TASK PROMPT :: Restate the whole of the material. Keep every word, and drop the pictures.

LISTED ENTRIES ::
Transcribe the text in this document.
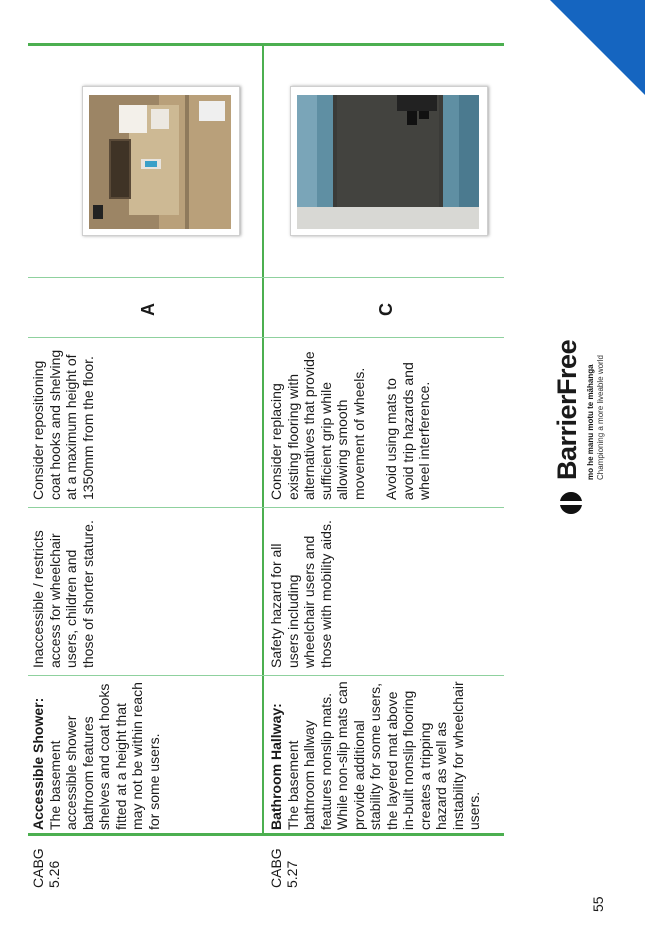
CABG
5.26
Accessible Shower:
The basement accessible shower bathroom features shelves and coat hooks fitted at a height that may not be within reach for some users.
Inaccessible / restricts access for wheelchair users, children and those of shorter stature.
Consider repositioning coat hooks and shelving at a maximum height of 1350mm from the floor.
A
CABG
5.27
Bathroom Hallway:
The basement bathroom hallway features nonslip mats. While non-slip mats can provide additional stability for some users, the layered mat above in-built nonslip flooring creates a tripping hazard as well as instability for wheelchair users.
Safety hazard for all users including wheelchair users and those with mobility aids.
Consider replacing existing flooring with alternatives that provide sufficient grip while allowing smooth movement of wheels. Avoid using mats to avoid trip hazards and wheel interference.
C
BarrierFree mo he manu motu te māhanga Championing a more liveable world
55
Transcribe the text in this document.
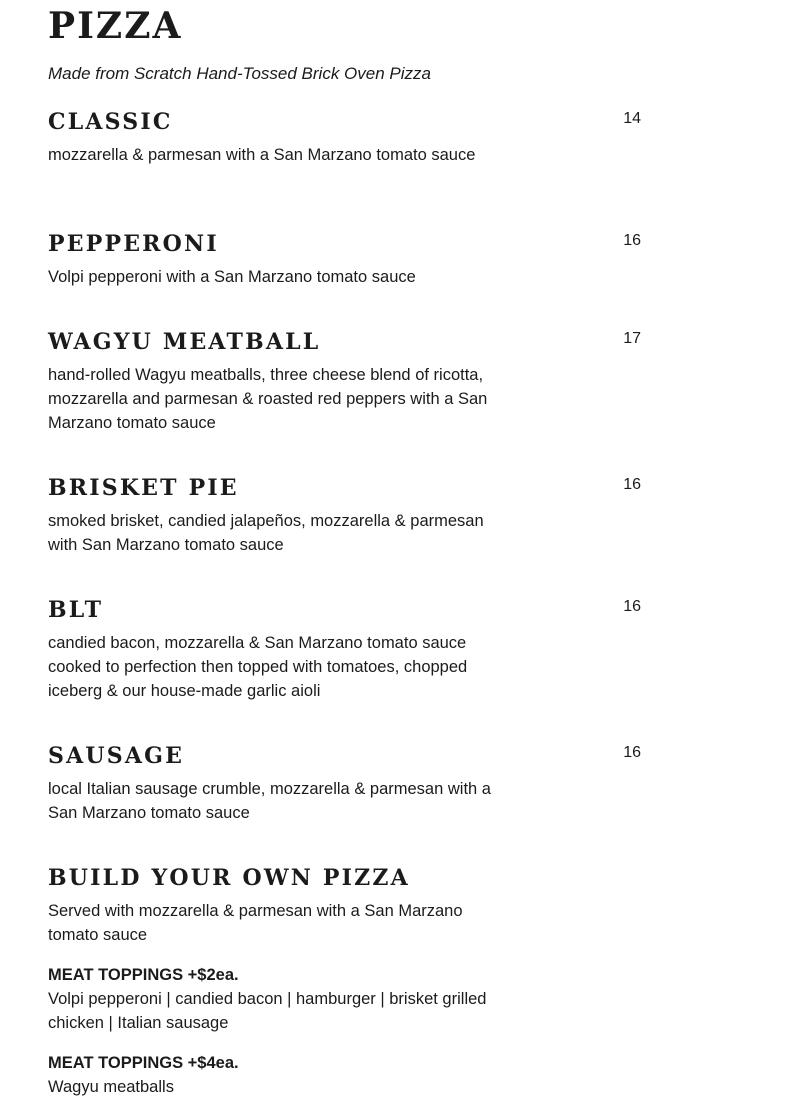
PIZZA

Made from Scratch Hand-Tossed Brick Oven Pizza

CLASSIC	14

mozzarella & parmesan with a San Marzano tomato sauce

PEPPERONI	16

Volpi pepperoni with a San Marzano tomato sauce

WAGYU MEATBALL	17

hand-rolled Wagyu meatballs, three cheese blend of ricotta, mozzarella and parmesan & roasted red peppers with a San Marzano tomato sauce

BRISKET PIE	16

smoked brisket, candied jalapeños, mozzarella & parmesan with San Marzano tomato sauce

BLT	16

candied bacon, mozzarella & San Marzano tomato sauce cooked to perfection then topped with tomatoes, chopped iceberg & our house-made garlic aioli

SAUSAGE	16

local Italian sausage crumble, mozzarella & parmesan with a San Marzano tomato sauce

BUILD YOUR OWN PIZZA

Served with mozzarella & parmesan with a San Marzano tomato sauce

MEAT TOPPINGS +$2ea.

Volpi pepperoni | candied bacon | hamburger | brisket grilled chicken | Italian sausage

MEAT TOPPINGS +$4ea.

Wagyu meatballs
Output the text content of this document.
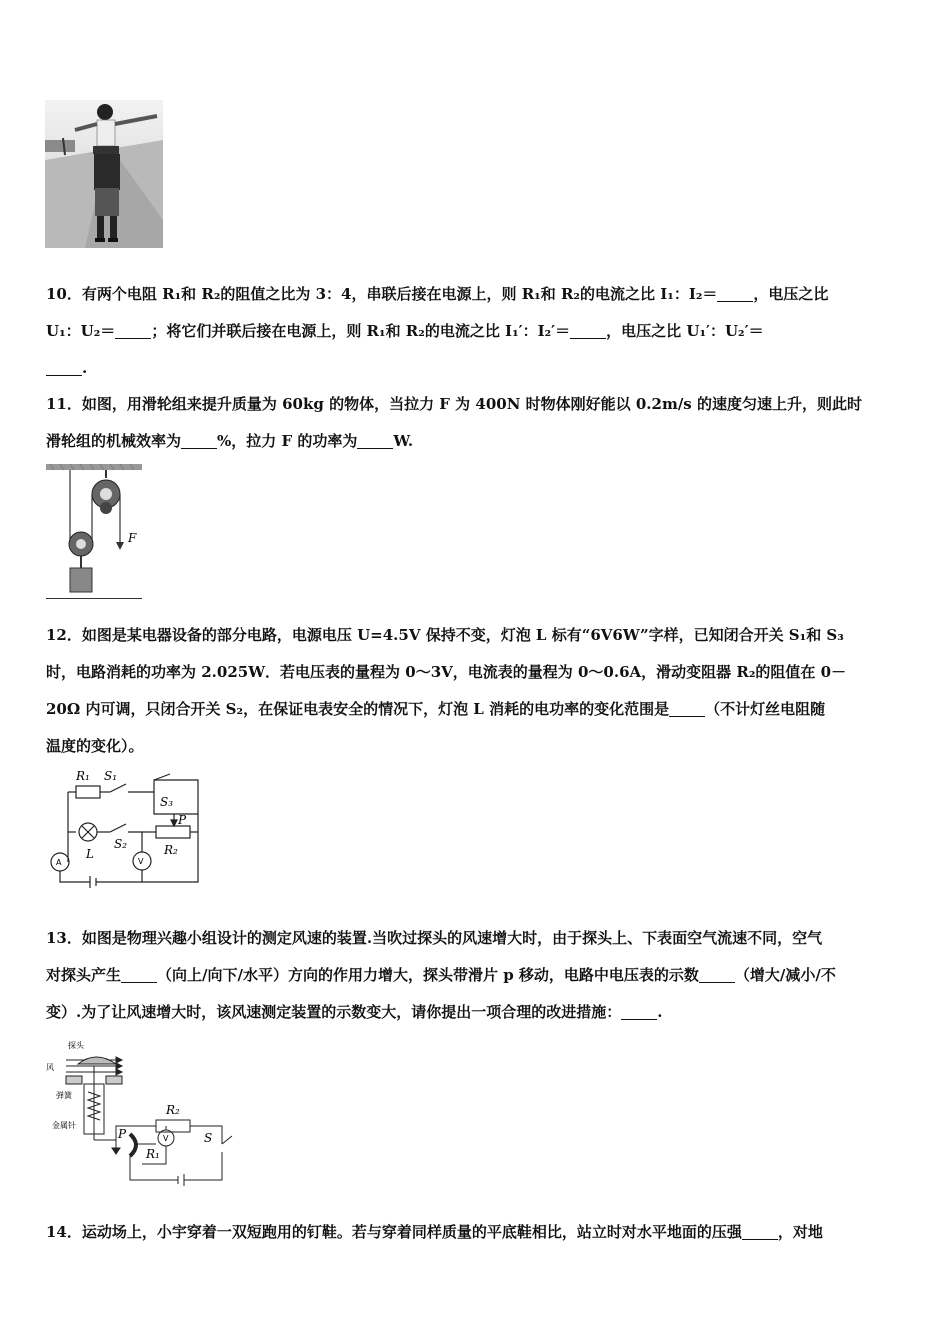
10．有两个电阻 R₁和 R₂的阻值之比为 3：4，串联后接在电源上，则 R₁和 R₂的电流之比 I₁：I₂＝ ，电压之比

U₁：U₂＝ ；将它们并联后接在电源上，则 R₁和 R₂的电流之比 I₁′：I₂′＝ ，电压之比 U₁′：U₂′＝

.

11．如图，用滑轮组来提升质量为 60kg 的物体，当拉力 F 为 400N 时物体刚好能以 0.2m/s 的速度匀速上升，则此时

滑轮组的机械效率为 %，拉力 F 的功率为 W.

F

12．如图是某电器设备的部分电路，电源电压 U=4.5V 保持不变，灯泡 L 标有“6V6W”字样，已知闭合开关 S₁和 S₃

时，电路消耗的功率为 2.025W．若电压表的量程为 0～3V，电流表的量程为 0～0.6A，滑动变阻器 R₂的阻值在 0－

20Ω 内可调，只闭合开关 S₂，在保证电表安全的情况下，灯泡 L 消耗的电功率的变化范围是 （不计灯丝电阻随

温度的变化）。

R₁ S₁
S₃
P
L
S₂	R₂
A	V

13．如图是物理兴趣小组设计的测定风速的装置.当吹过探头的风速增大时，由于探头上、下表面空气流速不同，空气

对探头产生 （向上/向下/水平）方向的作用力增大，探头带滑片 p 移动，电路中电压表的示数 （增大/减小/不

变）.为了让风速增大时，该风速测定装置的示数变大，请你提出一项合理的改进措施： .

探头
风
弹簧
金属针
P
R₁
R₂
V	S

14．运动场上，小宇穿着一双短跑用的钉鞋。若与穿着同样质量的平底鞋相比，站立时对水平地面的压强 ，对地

FINISHED TASK ::
Transcribe the text in this document.
CABG
5.26
Accessible Shower:
The basement accessible shower bathroom features shelves and coat hooks fitted at a height that may not be within reach for some users.
Inaccessible / restricts access for wheelchair users, children and those of shorter stature.
Consider repositioning coat hooks and shelving at a maximum height of 1350mm from the floor.
A
CABG
5.27
Bathroom Hallway:
The basement bathroom hallway features nonslip mats. While non-slip mats can provide additional stability for some users, the layered mat above in-built nonslip flooring creates a tripping hazard as well as instability for wheelchair users.
Safety hazard for all users including wheelchair users and those with mobility aids.
Consider replacing existing flooring with alternatives that provide sufficient grip while allowing smooth movement of wheels. Avoid using mats to avoid trip hazards and wheel interference.
C
BarrierFree mo he manu motu te māhanga Championing a more liveable world
55
Transcribe the text in this document.
PIZZA

Made from Scratch Hand-Tossed Brick Oven Pizza

CLASSIC	14

mozzarella & parmesan with a San Marzano tomato sauce

PEPPERONI	16

Volpi pepperoni with a San Marzano tomato sauce

WAGYU MEATBALL	17

hand-rolled Wagyu meatballs, three cheese blend of ricotta, mozzarella and parmesan & roasted red peppers with a San Marzano tomato sauce

BRISKET PIE	16

smoked brisket, candied jalapeños, mozzarella & parmesan with San Marzano tomato sauce

BLT	16

candied bacon, mozzarella & San Marzano tomato sauce cooked to perfection then topped with tomatoes, chopped iceberg & our house-made garlic aioli

SAUSAGE	16

local Italian sausage crumble, mozzarella & parmesan with a San Marzano tomato sauce

BUILD YOUR OWN PIZZA

Served with mozzarella & parmesan with a San Marzano tomato sauce

MEAT TOPPINGS +$2ea.

Volpi pepperoni | candied bacon | hamburger | brisket grilled chicken | Italian sausage

MEAT TOPPINGS +$4ea.

Wagyu meatballs
Output the text content of this document.
10．有两个电阻 R₁和 R₂的阻值之比为 3：4，串联后接在电源上，则 R₁和 R₂的电流之比 I₁：I₂＝ ，电压之比

U₁：U₂＝ ；将它们并联后接在电源上，则 R₁和 R₂的电流之比 I₁′：I₂′＝ ，电压之比 U₁′：U₂′＝

.

11．如图，用滑轮组来提升质量为 60kg 的物体，当拉力 F 为 400N 时物体刚好能以 0.2m/s 的速度匀速上升，则此时

滑轮组的机械效率为 %，拉力 F 的功率为 W.

F

12．如图是某电器设备的部分电路，电源电压 U=4.5V 保持不变，灯泡 L 标有“6V6W”字样，已知闭合开关 S₁和 S₃

时，电路消耗的功率为 2.025W．若电压表的量程为 0～3V，电流表的量程为 0～0.6A，滑动变阻器 R₂的阻值在 0－

20Ω 内可调，只闭合开关 S₂，在保证电表安全的情况下，灯泡 L 消耗的电功率的变化范围是 （不计灯丝电阻随

温度的变化）。

R₁ S₁
S₃
P
L
S₂	R₂
A	V

13．如图是物理兴趣小组设计的测定风速的装置.当吹过探头的风速增大时，由于探头上、下表面空气流速不同，空气

对探头产生 （向上/向下/水平）方向的作用力增大，探头带滑片 p 移动，电路中电压表的示数 （增大/减小/不

变）.为了让风速增大时，该风速测定装置的示数变大，请你提出一项合理的改进措施： .

探头
风
弹簧
金属针
P
R₁
R₂
V	S

14．运动场上，小宇穿着一双短跑用的钉鞋。若与穿着同样质量的平底鞋相比，站立时对水平地面的压强 ，对地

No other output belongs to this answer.